◆ **Excerpt provided**
-- Opening Marker --

Study and Therapeutic Interference of T Cell Function in Pressure Overload-induced Heart Failure

Heart failure (HF) is a leading cause of mortality. Inflammation is implicated in HF, yet clinical trials targeting pro-inflammatory cytokines in HF were unsuccessful, possibly due to redundant functions of individual cytokines. We attempted to identify and exploit better targets in cardiac inflammation so as to enable an immunotherapy of HF. We linked T cells with HF development in the gold-standard mouse model of HF and in human HF patients. We inhibited T cell function in vivo via T cell costimulation blockade, through FDA-approved rheumatoid arthritis drug abatacept (CTLA-Ig). Administration of abatacept led to highly significant delay in progression and decreased severity of cardiac dysfunction in the mouse HF model. The therapeutic effect occurred via inhibition of activation and cardiac infiltration of T cells and macrophages, leading to reduced cardiomyocyte death. Treatment also induced production of anti-inflammatory cytokine interleukin-10 (IL-10). IL-10-deficient mice were refractive to treatment, whilst protection could be rescued by transfer of IL-10-sufficient B cells. These results suggest that T cell costimulation blockade could be therapeutically exploited as a possible HF treatment.

-- Closing Marker --

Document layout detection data

-- Opening Marker --

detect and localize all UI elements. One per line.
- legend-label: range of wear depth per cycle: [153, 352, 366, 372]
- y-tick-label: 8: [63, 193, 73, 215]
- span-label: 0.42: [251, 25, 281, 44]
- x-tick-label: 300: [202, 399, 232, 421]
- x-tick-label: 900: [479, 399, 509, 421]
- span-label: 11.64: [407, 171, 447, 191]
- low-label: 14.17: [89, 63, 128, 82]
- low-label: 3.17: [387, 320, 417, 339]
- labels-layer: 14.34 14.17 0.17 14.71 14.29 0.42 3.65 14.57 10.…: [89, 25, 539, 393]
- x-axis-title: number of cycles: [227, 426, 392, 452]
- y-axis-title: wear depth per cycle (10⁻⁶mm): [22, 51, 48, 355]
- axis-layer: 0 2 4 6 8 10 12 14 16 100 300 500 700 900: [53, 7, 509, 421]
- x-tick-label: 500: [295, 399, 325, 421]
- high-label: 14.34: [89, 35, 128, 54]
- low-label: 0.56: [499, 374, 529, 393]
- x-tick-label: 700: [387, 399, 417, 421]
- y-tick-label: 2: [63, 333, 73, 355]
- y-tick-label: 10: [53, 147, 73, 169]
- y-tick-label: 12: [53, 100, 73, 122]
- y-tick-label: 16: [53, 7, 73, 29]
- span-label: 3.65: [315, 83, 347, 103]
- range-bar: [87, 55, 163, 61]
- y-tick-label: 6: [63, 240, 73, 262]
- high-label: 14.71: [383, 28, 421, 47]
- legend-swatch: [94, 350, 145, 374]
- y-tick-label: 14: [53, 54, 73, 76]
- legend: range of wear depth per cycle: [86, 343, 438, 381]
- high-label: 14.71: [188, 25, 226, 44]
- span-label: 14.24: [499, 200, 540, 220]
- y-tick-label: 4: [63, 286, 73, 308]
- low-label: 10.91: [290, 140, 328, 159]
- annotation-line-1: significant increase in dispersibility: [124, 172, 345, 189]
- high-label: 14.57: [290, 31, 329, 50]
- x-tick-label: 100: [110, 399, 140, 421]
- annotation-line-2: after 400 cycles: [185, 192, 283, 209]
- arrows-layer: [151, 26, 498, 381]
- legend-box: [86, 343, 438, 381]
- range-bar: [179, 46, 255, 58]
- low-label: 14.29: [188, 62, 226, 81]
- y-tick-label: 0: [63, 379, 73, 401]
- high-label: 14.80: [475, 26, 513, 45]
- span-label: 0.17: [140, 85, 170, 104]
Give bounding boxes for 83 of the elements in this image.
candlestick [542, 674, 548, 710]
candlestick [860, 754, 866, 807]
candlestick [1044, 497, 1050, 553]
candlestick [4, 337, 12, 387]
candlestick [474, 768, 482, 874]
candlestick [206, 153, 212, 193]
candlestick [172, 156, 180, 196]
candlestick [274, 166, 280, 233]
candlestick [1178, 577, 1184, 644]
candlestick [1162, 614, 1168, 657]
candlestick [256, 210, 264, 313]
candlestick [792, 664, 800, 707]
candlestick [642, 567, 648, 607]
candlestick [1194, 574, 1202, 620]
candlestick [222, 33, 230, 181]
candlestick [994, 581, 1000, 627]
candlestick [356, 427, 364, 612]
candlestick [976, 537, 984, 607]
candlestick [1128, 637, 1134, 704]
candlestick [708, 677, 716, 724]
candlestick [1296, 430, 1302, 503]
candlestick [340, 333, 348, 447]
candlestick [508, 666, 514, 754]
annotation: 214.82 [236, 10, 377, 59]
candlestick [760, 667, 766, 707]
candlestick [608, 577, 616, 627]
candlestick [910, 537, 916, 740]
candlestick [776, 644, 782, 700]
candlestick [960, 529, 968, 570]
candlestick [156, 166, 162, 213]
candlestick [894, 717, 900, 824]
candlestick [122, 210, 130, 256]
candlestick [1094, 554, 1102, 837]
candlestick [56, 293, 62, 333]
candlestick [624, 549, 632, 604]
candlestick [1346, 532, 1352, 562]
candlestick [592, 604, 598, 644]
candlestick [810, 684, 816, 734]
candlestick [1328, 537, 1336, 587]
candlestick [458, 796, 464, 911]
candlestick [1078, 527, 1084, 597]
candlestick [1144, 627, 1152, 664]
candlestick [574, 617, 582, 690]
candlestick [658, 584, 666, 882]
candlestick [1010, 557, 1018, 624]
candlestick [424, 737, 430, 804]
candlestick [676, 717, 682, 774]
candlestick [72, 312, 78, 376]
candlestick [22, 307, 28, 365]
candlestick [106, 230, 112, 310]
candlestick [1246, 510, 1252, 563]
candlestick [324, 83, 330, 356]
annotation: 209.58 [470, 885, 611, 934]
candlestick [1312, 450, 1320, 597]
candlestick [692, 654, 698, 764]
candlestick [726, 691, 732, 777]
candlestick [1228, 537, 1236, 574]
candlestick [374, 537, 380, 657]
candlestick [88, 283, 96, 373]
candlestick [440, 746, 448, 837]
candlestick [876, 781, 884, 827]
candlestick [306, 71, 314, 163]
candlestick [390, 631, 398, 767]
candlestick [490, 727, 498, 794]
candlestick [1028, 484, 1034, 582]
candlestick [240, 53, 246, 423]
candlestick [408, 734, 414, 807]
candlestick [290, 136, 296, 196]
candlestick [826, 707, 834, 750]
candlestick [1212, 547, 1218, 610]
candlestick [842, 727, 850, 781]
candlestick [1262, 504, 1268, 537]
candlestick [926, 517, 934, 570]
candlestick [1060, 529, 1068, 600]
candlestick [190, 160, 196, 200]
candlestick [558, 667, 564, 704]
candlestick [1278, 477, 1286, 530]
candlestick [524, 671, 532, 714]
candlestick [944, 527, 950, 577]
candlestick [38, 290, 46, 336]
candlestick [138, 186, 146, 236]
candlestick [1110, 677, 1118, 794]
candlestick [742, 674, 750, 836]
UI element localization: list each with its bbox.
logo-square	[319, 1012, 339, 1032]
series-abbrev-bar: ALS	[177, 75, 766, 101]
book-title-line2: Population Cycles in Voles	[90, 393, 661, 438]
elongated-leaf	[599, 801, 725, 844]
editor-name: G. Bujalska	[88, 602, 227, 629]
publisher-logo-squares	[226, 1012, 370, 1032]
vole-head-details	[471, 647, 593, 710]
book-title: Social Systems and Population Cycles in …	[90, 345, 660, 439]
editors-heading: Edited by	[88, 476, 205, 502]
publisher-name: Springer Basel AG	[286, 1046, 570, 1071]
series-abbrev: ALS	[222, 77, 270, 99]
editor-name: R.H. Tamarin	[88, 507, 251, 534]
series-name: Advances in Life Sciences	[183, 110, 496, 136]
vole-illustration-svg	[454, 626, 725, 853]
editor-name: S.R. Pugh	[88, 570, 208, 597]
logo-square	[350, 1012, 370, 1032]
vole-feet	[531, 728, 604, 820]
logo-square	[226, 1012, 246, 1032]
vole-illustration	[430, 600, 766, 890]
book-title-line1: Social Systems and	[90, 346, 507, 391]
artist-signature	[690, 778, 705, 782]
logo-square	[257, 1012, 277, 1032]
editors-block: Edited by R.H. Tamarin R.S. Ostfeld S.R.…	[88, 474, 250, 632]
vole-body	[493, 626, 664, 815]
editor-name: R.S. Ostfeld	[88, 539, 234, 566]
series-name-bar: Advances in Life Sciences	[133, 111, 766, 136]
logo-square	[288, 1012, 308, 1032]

-- Closing Marker --

Reproduce, word for word, the whole abstract above on T cell function in pressure overload-induced heart failure.

◆ **Written solution**
Study and Therapeutic Interference of T Cell Function in Pressure Overload-induced Heart Failure

Heart failure (HF) is a leading cause of mortality. Inflammation is implicated in HF, yet clinical trials targeting pro-inflammatory cytokines in HF were unsuccessful, possibly due to redundant functions of individual cytokines. We attempted to identify and exploit better targets in cardiac inflammation so as to enable an immunotherapy of HF. We linked T cells with HF development in the gold-standard mouse model of HF and in human HF patients. We inhibited T cell function in vivo via T cell costimulation blockade, through FDA-approved rheumatoid arthritis drug abatacept (CTLA-Ig). Administration of abatacept led to highly significant delay in progression and decreased severity of cardiac dysfunction in the mouse HF model. The therapeutic effect occurred via inhibition of activation and cardiac infiltration of T cells and macrophages, leading to reduced cardiomyocyte death. Treatment also induced production of anti-inflammatory cytokine interleukin-10 (IL-10). IL-10-deficient mice were refractive to treatment, whilst protection could be rescued by transfer of IL-10-sufficient B cells. These results suggest that T cell costimulation blockade could be therapeutically exploited as a possible HF treatment.